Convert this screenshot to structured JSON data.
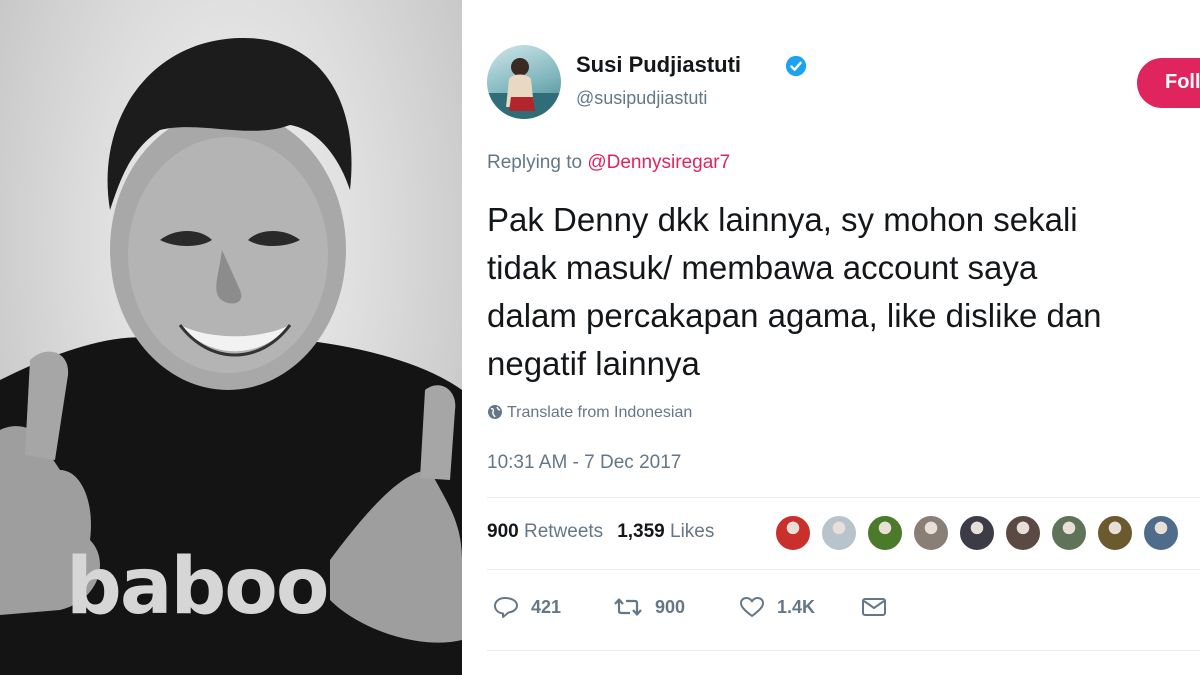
{
  "photo": {
    "shirt_logo": "baboo"
  },
  "tweet": {
    "author": {
      "display_name": "Susi Pudjiastuti",
      "handle": "@susipudjiastuti",
      "verified": true
    },
    "follow_label": "Follow",
    "replying_to_prefix": "Replying to ",
    "replying_to_handle": "@Dennysiregar7",
    "text": "Pak Denny dkk lainnya, sy mohon sekali\ntidak masuk/ membawa account saya\ndalam percakapan agama, like dislike dan\nnegatif lainnya",
    "translate_label": "Translate from Indonesian",
    "timestamp": "10:31 AM - 7 Dec 2017",
    "stats": {
      "retweets_count": "900",
      "retweets_label": "Retweets",
      "likes_count": "1,359",
      "likes_label": "Likes"
    },
    "likers": [
      {
        "icon": "liker-avatar-icon",
        "color": "#c9302c"
      },
      {
        "icon": "default-avatar-icon",
        "color": "#b8c4cc"
      },
      {
        "icon": "liker-avatar-icon",
        "color": "#4a7a2a"
      },
      {
        "icon": "liker-avatar-icon",
        "color": "#8a7f76"
      },
      {
        "icon": "liker-avatar-icon",
        "color": "#3c3c46"
      },
      {
        "icon": "liker-avatar-icon",
        "color": "#5b4a44"
      },
      {
        "icon": "liker-avatar-icon",
        "color": "#5e7358"
      },
      {
        "icon": "liker-avatar-icon",
        "color": "#6b5a2e"
      },
      {
        "icon": "liker-avatar-icon",
        "color": "#4f6d8a"
      }
    ],
    "actions": {
      "reply_count": "421",
      "retweet_count": "900",
      "like_count": "1.4K"
    }
  },
  "colors": {
    "accent": "#e0245e",
    "verified": "#1da1f2",
    "muted": "#657786",
    "text": "#14171a"
  }
}
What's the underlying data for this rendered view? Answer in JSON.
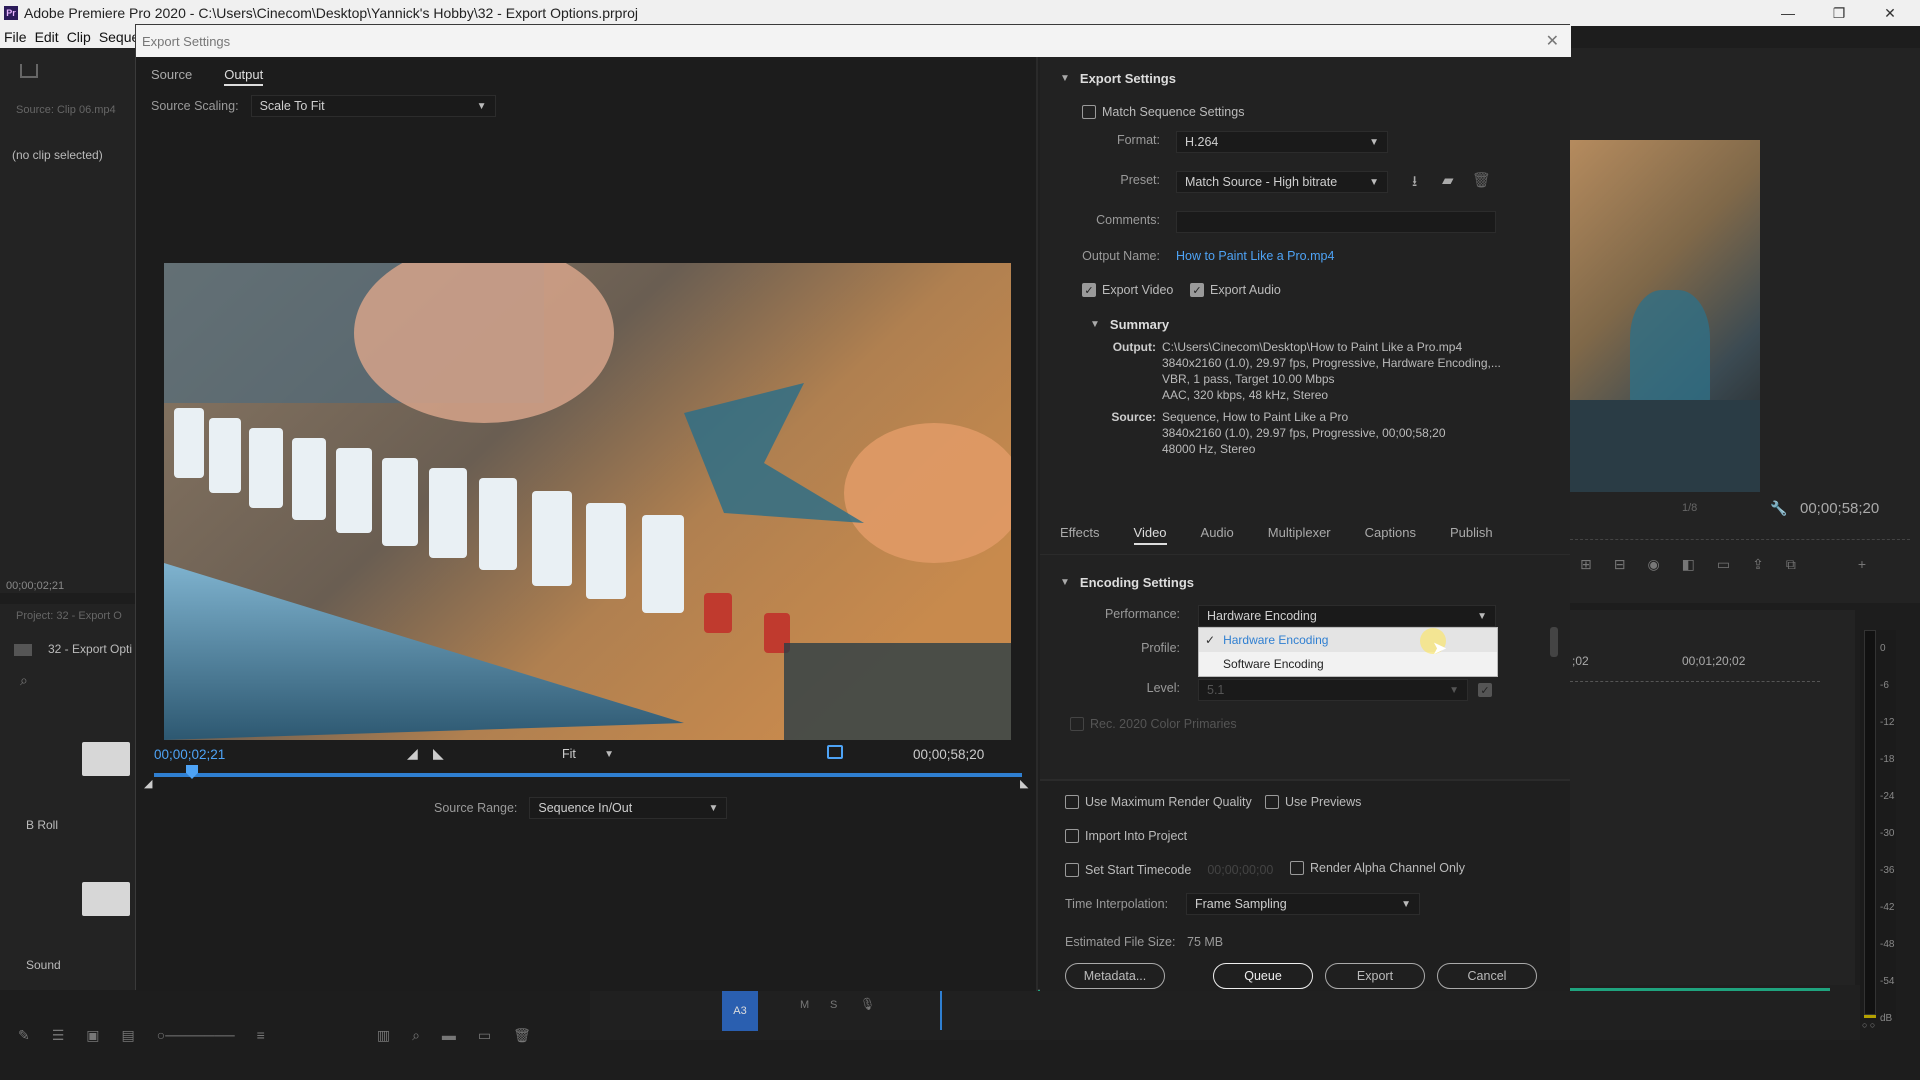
{
  "window": {
    "title": "Adobe Premiere Pro 2020 - C:\\Users\\Cinecom\\Desktop\\Yannick's Hobby\\32 - Export Options.prproj",
    "logo": "Pr",
    "controls": {
      "minimize": "—",
      "maximize": "❐",
      "close": "✕"
    }
  },
  "menu": [
    "File",
    "Edit",
    "Clip",
    "Sequen"
  ],
  "background": {
    "source_label": "Source: Clip 06.mp4",
    "no_clip": "(no clip selected)",
    "timecode_left": "00;00;02;21",
    "project_label": "Project: 32 - Export O",
    "project_item": "32 - Export Opti",
    "bin1": "B Roll",
    "bin2": "Sound",
    "right_timecode": "00;00;58;20",
    "right_fraction": "1/8",
    "timeline_marks": [
      ";02",
      "00;01;20;02"
    ],
    "meter_labels": [
      "0",
      "-6",
      "-12",
      "-18",
      "-24",
      "-30",
      "-36",
      "-42",
      "-48",
      "-54",
      "dB"
    ],
    "track_label": "A3",
    "track_letters": [
      "M",
      "S"
    ],
    "meter_footer": "○ ○"
  },
  "dialog": {
    "title": "Export Settings",
    "close": "✕",
    "tabs": [
      {
        "label": "Source"
      },
      {
        "label": "Output",
        "active": true
      }
    ],
    "source_scaling_label": "Source Scaling:",
    "source_scaling_value": "Scale To Fit",
    "timecode_current": "00;00;02;21",
    "timecode_end": "00;00;58;20",
    "fit_value": "Fit",
    "source_range_label": "Source Range:",
    "source_range_value": "Sequence In/Out",
    "export_settings": {
      "heading": "Export Settings",
      "match_sequence": "Match Sequence Settings",
      "format_label": "Format:",
      "format_value": "H.264",
      "preset_label": "Preset:",
      "preset_value": "Match Source - High bitrate",
      "comments_label": "Comments:",
      "output_name_label": "Output Name:",
      "output_name_value": "How to Paint Like a Pro.mp4",
      "export_video": "Export Video",
      "export_audio": "Export Audio",
      "summary_heading": "Summary",
      "output_key": "Output:",
      "output_lines": [
        "C:\\Users\\Cinecom\\Desktop\\How to Paint Like a Pro.mp4",
        "3840x2160 (1.0), 29.97 fps, Progressive, Hardware Encoding,...",
        "VBR, 1 pass, Target 10.00 Mbps",
        "AAC, 320 kbps, 48 kHz, Stereo"
      ],
      "source_key": "Source:",
      "source_lines": [
        "Sequence, How to Paint Like a Pro",
        "3840x2160 (1.0), 29.97 fps, Progressive, 00;00;58;20",
        "48000 Hz, Stereo"
      ]
    },
    "settings_tabs": [
      {
        "label": "Effects"
      },
      {
        "label": "Video",
        "active": true
      },
      {
        "label": "Audio"
      },
      {
        "label": "Multiplexer"
      },
      {
        "label": "Captions"
      },
      {
        "label": "Publish"
      }
    ],
    "encoding": {
      "heading": "Encoding Settings",
      "performance_label": "Performance:",
      "performance_value": "Hardware Encoding",
      "options": [
        "Hardware Encoding",
        "Software Encoding"
      ],
      "selected_option": "Hardware Encoding",
      "profile_label": "Profile:",
      "level_label": "Level:",
      "level_value": "5.1",
      "rec2020": "Rec. 2020 Color Primaries"
    },
    "bottom": {
      "max_render": "Use Maximum Render Quality",
      "use_previews": "Use Previews",
      "import_project": "Import Into Project",
      "set_start_tc": "Set Start Timecode",
      "start_tc_value": "00;00;00;00",
      "render_alpha": "Render Alpha Channel Only",
      "time_interp_label": "Time Interpolation:",
      "time_interp_value": "Frame Sampling",
      "est_size_label": "Estimated File Size:",
      "est_size_value": "75 MB",
      "metadata_btn": "Metadata...",
      "queue_btn": "Queue",
      "export_btn": "Export",
      "cancel_btn": "Cancel"
    }
  },
  "colors": {
    "accent": "#4ea3f5",
    "scrubber": "#2f7fd1",
    "progress": "#1fa37e"
  }
}
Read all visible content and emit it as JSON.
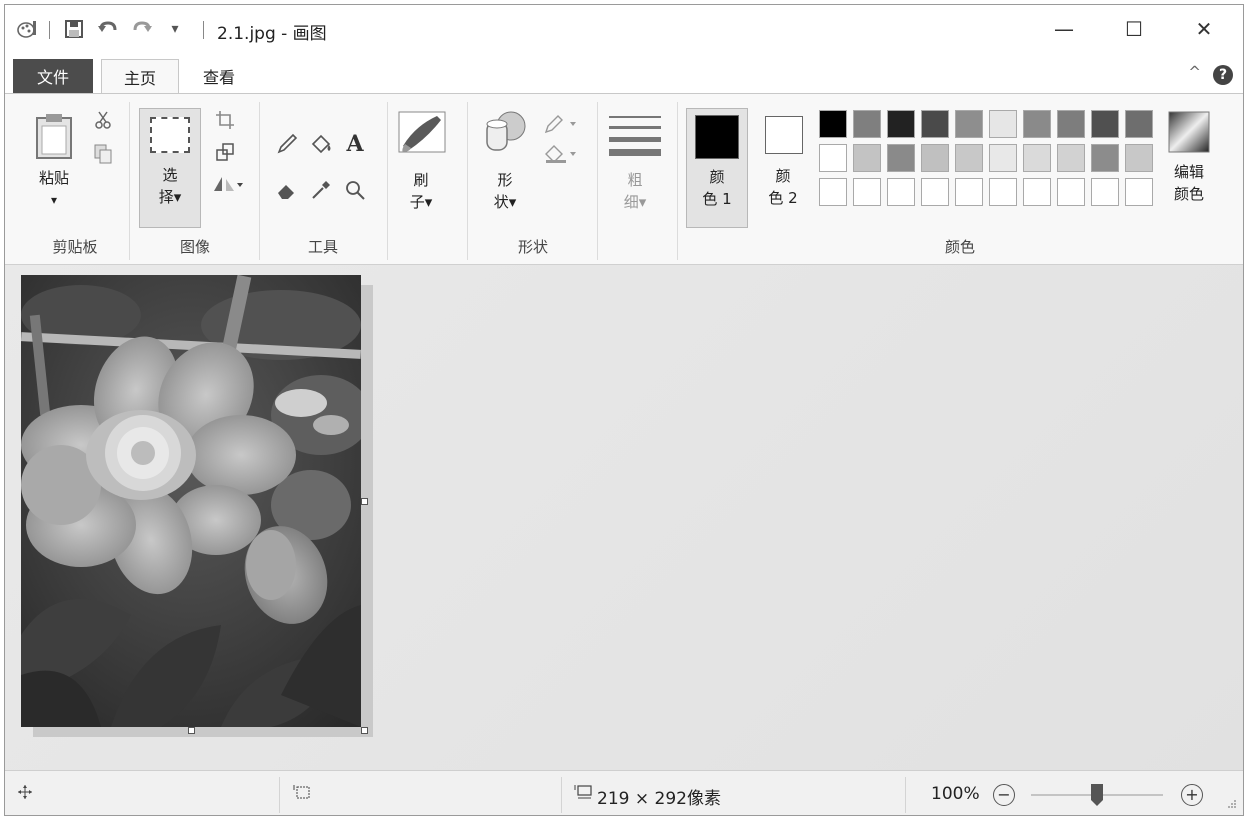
{
  "titlebar": {
    "title": "2.1.jpg - 画图",
    "qa_dropdown": "▾",
    "minimize": "—",
    "maximize": "☐",
    "close": "✕"
  },
  "tabs": {
    "file": "文件",
    "home": "主页",
    "view": "查看",
    "collapse": "^",
    "help": "?"
  },
  "ribbon": {
    "clipboard": {
      "paste": "粘贴",
      "paste_arrow": "▾",
      "group": "剪贴板"
    },
    "image": {
      "select_line1": "选",
      "select_line2": "择▾",
      "group": "图像"
    },
    "tools": {
      "group": "工具",
      "text_tool": "A"
    },
    "brushes": {
      "line1": "刷",
      "line2": "子▾"
    },
    "shapes": {
      "line1": "形",
      "line2": "状▾",
      "group": "形状"
    },
    "size": {
      "line1": "粗",
      "line2": "细▾"
    },
    "colors": {
      "color1_line1": "颜",
      "color1_line2": "色 1",
      "color2_line1": "颜",
      "color2_line2": "色 2",
      "edit_line1": "编辑",
      "edit_line2": "颜色",
      "group": "颜色",
      "color1_value": "#000000",
      "color2_value": "#ffffff",
      "palette": [
        [
          "#000000",
          "#7f7f7f",
          "#222222",
          "#4a4a4a",
          "#8e8e8e",
          "#e6e6e6",
          "#8a8a8a",
          "#7d7d7d",
          "#505050",
          "#6e6e6e"
        ],
        [
          "#ffffff",
          "#c3c3c3",
          "#8a8a8a",
          "#c0c0c0",
          "#c8c8c8",
          "#e8e8e8",
          "#dadada",
          "#d2d2d2",
          "#8c8c8c",
          "#c8c8c8"
        ],
        [
          "#ffffff",
          "#ffffff",
          "#ffffff",
          "#ffffff",
          "#ffffff",
          "#ffffff",
          "#ffffff",
          "#ffffff",
          "#ffffff",
          "#ffffff"
        ]
      ]
    }
  },
  "statusbar": {
    "image_size": "219 × 292像素",
    "zoom": "100%",
    "zoom_out": "−",
    "zoom_in": "+",
    "zoom_level": 0.5
  }
}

What you have to do
Scan the material and collect every line that contains "Desktop".

Answer in full
    "title": "Adobe Premiere Pro 2020 - C:\\Users\\Cinecom\\Desktop\\Yannick's Hobby\\32 - Export Options.prproj",
        "C:\\Users\\Cinecom\\Desktop\\How to Paint Like a Pro.mp4",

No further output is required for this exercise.